Supplied data:

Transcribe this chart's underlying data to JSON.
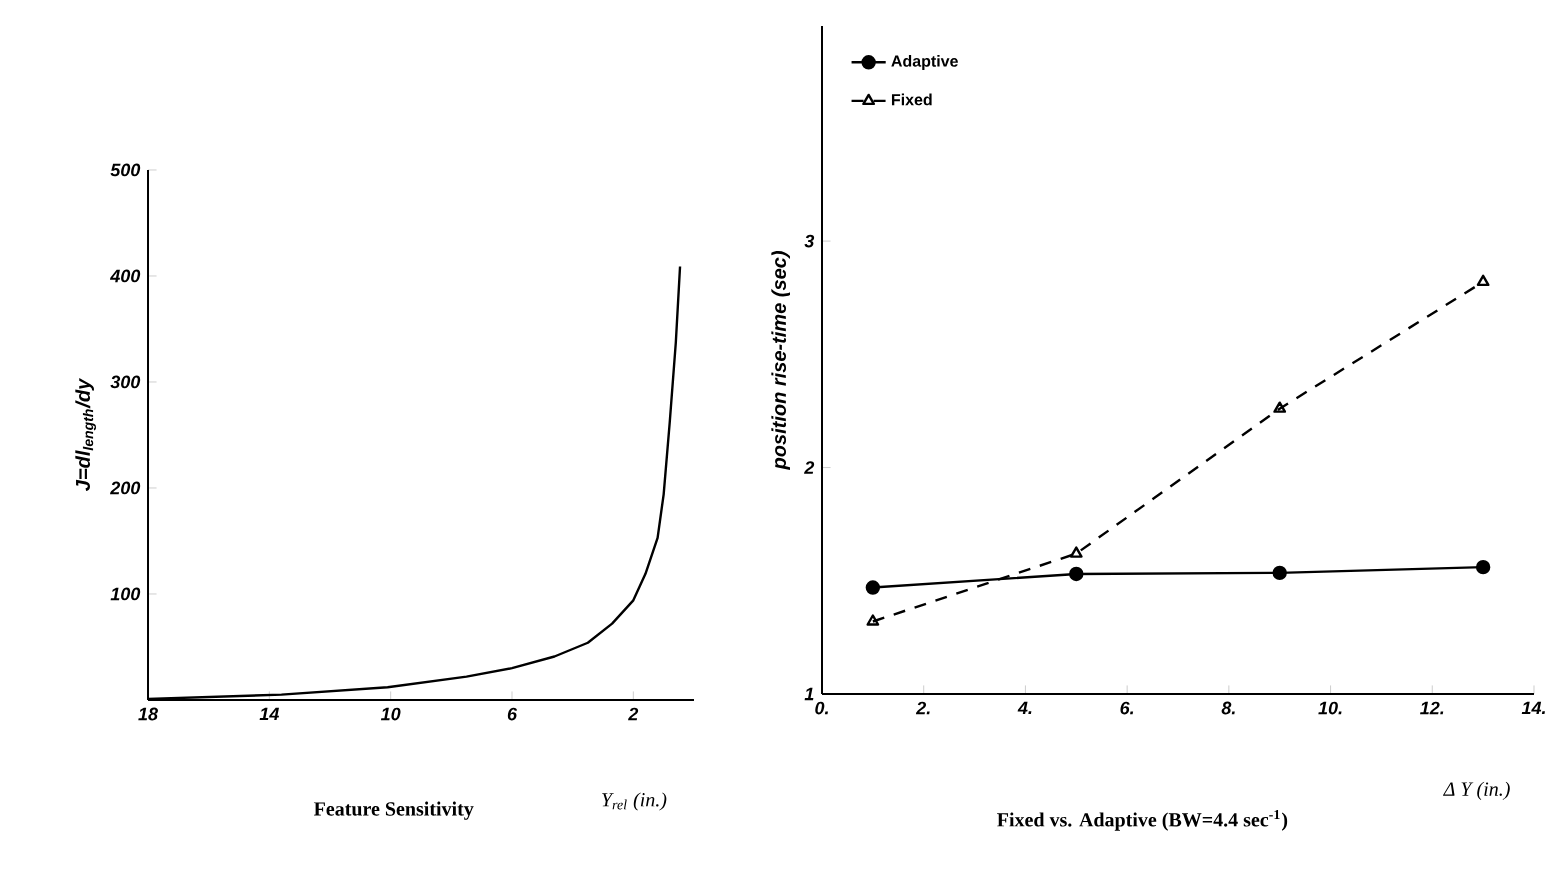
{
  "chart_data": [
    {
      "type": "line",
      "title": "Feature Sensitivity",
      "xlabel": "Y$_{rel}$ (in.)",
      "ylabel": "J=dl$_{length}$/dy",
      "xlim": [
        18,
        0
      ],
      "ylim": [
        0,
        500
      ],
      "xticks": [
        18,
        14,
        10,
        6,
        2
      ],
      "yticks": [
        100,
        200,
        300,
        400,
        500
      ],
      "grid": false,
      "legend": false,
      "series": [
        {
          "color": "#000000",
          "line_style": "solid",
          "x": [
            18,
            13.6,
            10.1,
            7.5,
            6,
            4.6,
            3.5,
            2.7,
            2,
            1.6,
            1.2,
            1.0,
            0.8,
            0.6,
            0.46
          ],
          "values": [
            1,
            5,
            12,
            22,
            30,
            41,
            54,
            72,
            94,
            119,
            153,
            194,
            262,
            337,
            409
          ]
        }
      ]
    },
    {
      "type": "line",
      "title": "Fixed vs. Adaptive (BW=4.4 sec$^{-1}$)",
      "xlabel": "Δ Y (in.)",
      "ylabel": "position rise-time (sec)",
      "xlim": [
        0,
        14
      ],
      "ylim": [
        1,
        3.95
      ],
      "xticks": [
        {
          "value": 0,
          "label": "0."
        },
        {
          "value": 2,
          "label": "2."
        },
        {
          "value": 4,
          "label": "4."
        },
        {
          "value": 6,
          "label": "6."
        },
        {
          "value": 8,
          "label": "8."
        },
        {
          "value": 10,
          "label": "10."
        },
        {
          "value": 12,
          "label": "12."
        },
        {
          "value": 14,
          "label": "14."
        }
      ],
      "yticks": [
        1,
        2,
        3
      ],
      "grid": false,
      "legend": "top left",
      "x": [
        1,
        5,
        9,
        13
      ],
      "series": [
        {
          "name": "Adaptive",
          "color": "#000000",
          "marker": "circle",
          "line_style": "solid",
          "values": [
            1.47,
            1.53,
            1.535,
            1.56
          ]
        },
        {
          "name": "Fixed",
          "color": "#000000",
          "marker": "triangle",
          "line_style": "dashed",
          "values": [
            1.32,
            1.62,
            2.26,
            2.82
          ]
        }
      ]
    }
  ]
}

Instructions for the task: Leave out the pictures and copy the rest of the material above exactly.

Answer to this task:
Transcribe this chart's underlying data to JSON.
{
  "chart_data": [
    {
      "type": "line",
      "title": "Feature Sensitivity",
      "xlabel": "Y$_{rel}$ (in.)",
      "ylabel": "J=dl$_{length}$/dy",
      "xlim": [
        18,
        0
      ],
      "ylim": [
        0,
        500
      ],
      "xticks": [
        18,
        14,
        10,
        6,
        2
      ],
      "yticks": [
        100,
        200,
        300,
        400,
        500
      ],
      "grid": false,
      "legend": false,
      "series": [
        {
          "color": "#000000",
          "line_style": "solid",
          "x": [
            18,
            13.6,
            10.1,
            7.5,
            6,
            4.6,
            3.5,
            2.7,
            2,
            1.6,
            1.2,
            1.0,
            0.8,
            0.6,
            0.46
          ],
          "values": [
            1,
            5,
            12,
            22,
            30,
            41,
            54,
            72,
            94,
            119,
            153,
            194,
            262,
            337,
            409
          ]
        }
      ]
    },
    {
      "type": "line",
      "title": "Fixed vs. Adaptive (BW=4.4 sec$^{-1}$)",
      "xlabel": "Δ Y (in.)",
      "ylabel": "position rise-time (sec)",
      "xlim": [
        0,
        14
      ],
      "ylim": [
        1,
        3.95
      ],
      "xticks": [
        {
          "value": 0,
          "label": "0."
        },
        {
          "value": 2,
          "label": "2."
        },
        {
          "value": 4,
          "label": "4."
        },
        {
          "value": 6,
          "label": "6."
        },
        {
          "value": 8,
          "label": "8."
        },
        {
          "value": 10,
          "label": "10."
        },
        {
          "value": 12,
          "label": "12."
        },
        {
          "value": 14,
          "label": "14."
        }
      ],
      "yticks": [
        1,
        2,
        3
      ],
      "grid": false,
      "legend": "top left",
      "x": [
        1,
        5,
        9,
        13
      ],
      "series": [
        {
          "name": "Adaptive",
          "color": "#000000",
          "marker": "circle",
          "line_style": "solid",
          "values": [
            1.47,
            1.53,
            1.535,
            1.56
          ]
        },
        {
          "name": "Fixed",
          "color": "#000000",
          "marker": "triangle",
          "line_style": "dashed",
          "values": [
            1.32,
            1.62,
            2.26,
            2.82
          ]
        }
      ]
    }
  ]
}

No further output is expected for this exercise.